INSTRUCTIONS TO FOLLOW: Please report every line from the material that contains the word "Dashboard".

EXERCISE INPUTS:
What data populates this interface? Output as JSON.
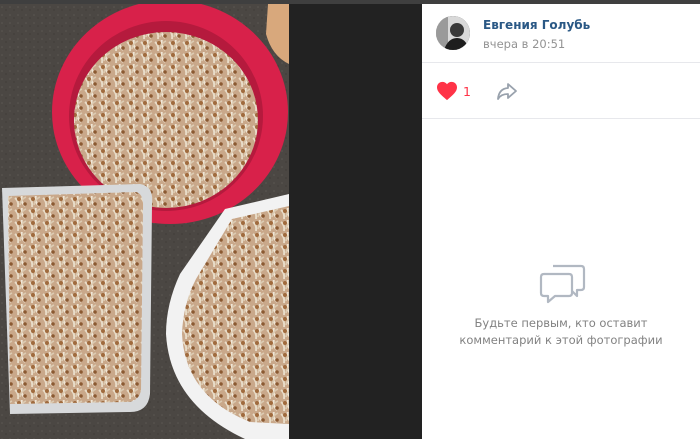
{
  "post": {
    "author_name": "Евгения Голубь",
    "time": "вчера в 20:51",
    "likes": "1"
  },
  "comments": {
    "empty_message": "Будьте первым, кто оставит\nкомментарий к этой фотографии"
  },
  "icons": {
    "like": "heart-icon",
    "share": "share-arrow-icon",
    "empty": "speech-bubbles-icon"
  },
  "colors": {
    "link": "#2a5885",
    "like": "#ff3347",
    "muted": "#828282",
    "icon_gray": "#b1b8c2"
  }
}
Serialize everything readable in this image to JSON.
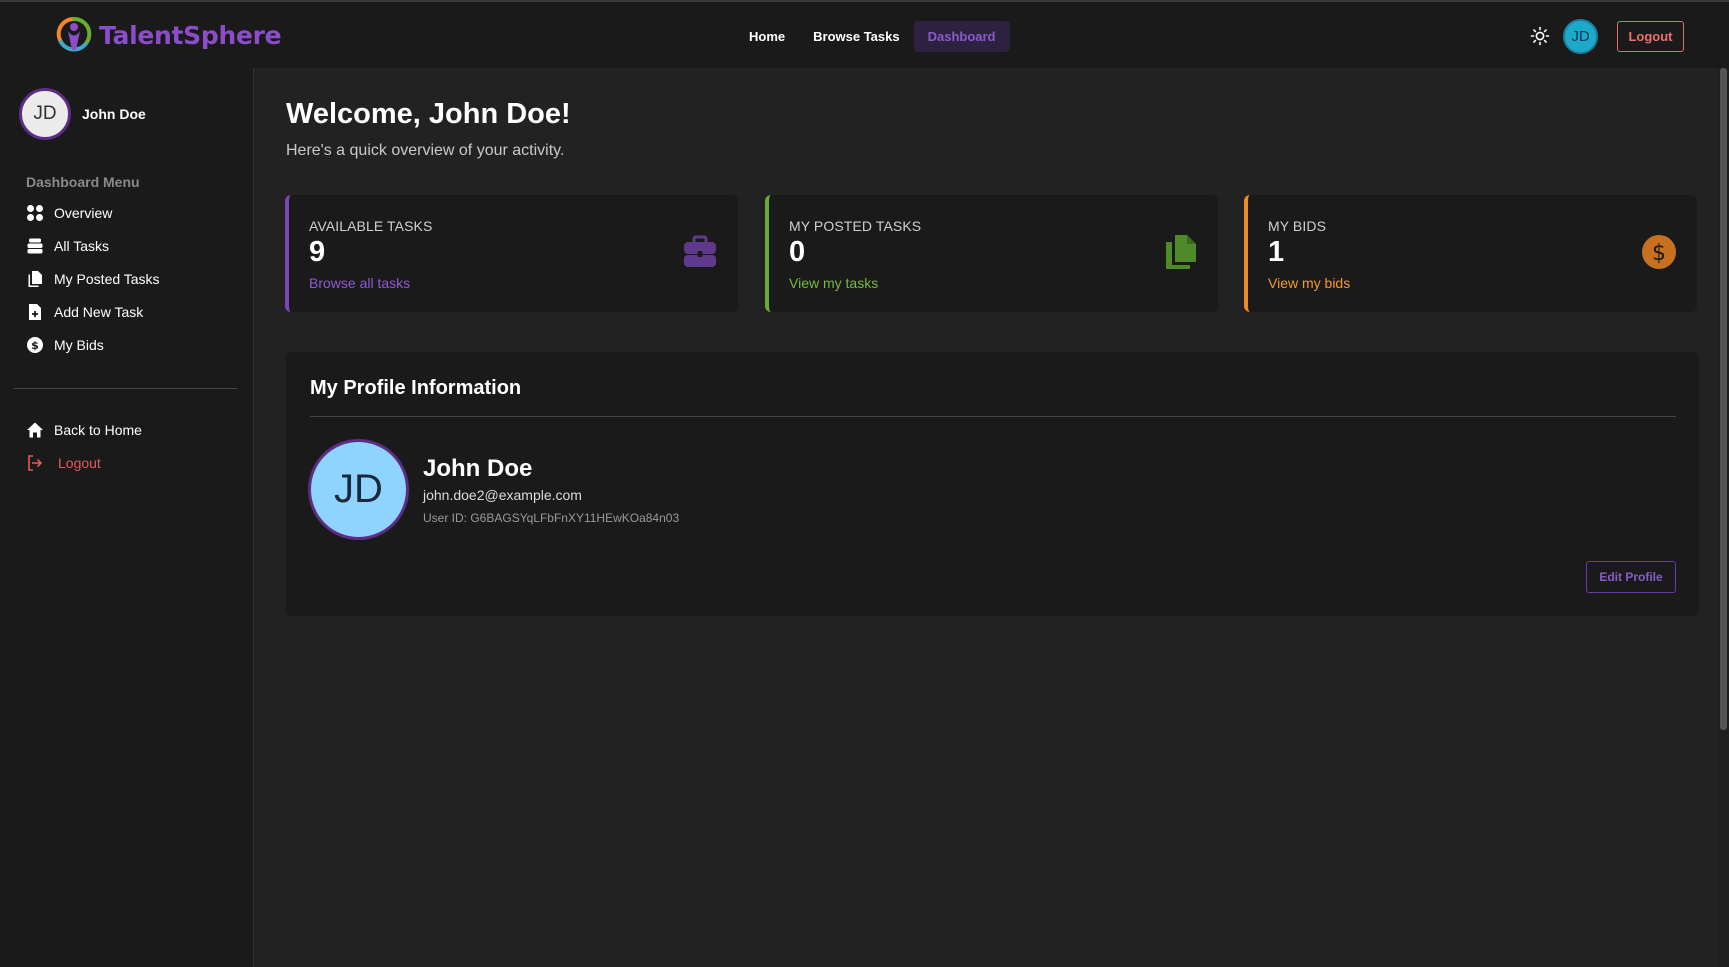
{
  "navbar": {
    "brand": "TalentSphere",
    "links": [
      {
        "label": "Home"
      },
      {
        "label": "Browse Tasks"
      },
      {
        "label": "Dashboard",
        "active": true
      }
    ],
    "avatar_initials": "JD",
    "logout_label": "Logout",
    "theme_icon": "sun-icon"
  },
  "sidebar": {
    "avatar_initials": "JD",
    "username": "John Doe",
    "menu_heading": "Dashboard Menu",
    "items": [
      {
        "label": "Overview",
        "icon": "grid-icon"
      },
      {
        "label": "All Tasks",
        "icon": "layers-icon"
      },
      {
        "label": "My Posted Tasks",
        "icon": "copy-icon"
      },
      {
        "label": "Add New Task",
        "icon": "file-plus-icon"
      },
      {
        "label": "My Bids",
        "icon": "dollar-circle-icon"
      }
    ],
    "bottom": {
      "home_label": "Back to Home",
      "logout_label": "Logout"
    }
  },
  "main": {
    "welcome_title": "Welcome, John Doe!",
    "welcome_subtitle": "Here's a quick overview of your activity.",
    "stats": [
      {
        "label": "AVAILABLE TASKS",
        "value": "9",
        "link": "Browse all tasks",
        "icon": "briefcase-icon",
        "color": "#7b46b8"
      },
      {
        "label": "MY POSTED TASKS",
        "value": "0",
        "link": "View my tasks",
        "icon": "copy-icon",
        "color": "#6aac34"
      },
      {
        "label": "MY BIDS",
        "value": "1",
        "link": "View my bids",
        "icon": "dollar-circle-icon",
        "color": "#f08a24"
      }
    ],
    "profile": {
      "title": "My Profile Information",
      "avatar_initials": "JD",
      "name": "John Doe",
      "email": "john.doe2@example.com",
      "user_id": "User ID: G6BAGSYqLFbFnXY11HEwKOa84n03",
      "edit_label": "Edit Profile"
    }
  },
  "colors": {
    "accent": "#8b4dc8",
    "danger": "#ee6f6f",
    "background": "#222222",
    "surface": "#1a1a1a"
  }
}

...

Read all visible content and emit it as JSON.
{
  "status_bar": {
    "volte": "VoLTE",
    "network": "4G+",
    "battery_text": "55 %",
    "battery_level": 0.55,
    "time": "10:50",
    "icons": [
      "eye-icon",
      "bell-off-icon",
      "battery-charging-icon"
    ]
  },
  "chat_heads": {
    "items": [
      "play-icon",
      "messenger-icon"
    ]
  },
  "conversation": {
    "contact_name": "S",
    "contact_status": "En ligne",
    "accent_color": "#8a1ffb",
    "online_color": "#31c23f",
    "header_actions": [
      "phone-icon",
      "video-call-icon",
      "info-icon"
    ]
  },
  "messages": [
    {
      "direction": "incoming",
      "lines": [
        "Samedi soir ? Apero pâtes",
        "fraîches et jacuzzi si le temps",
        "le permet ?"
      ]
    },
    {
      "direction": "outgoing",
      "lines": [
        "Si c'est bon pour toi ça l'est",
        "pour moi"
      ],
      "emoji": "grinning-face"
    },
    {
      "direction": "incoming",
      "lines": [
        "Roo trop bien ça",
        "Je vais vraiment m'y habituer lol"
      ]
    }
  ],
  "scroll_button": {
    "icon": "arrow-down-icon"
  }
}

==

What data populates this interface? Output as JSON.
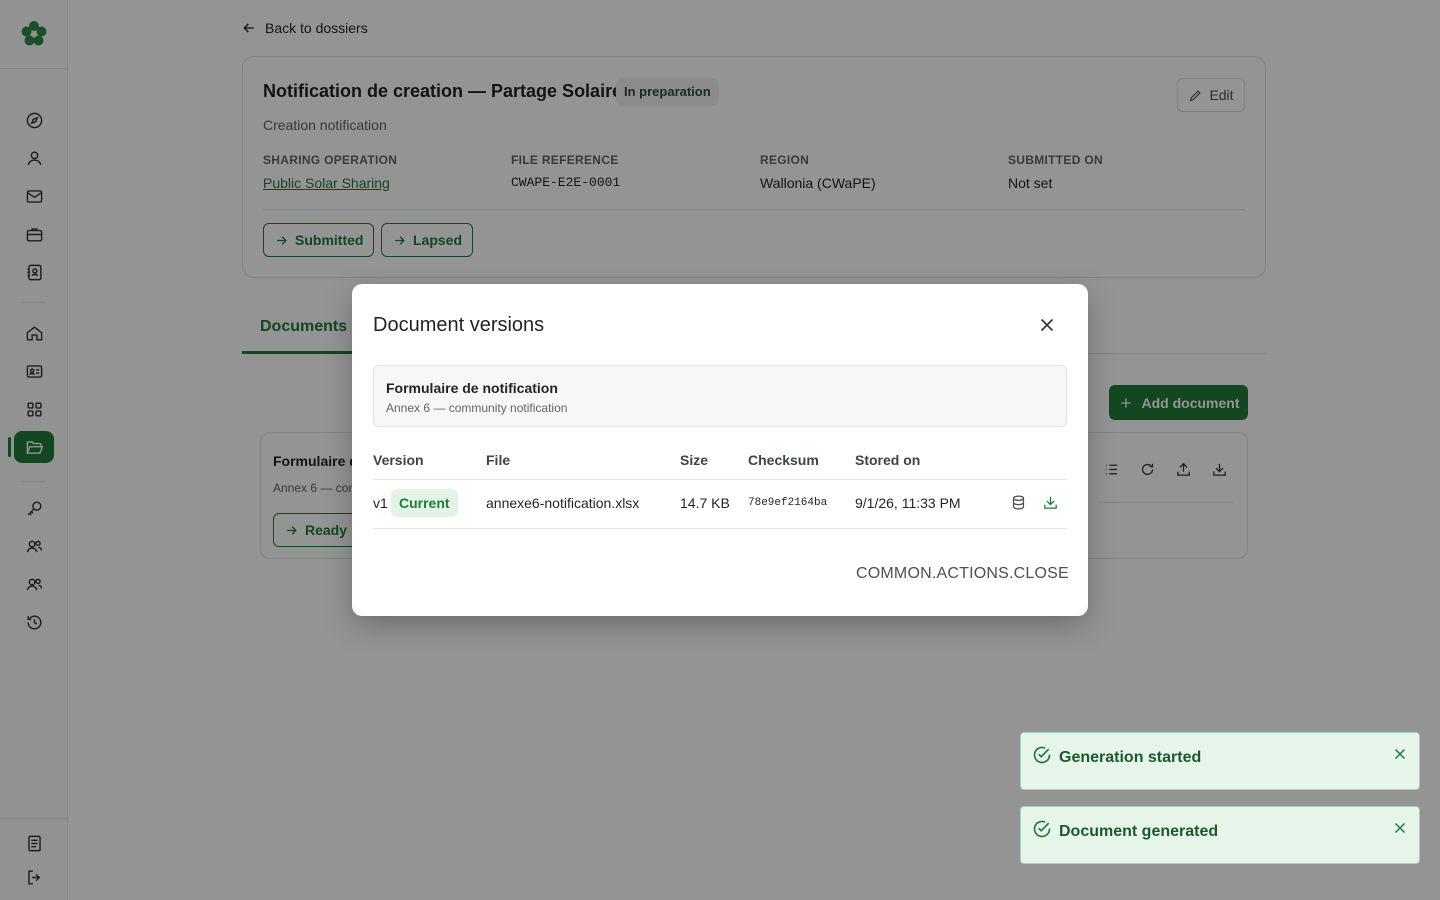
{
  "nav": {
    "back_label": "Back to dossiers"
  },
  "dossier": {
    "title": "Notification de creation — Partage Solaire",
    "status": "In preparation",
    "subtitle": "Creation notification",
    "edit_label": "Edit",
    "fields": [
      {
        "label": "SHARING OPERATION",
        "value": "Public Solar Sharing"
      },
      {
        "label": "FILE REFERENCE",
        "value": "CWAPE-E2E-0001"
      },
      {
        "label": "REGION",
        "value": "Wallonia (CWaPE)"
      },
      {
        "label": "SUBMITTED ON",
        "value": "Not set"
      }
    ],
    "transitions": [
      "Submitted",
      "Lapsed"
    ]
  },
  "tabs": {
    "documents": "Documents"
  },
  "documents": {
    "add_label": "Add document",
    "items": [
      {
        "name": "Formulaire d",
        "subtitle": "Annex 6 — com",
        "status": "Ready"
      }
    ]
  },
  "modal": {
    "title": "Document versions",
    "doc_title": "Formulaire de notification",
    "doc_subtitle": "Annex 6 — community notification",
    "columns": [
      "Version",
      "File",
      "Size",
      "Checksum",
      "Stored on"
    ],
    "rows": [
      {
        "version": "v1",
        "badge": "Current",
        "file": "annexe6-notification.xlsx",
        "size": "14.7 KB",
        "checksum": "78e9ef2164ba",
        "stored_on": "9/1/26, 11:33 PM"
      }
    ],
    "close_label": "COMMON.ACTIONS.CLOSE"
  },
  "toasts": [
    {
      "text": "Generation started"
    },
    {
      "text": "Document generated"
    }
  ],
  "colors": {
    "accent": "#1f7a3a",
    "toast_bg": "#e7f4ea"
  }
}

RESPONSE FOR THIS EXERCISE:
        "label": "Dashboard",
    "menu_heading": "Dashboard Menu",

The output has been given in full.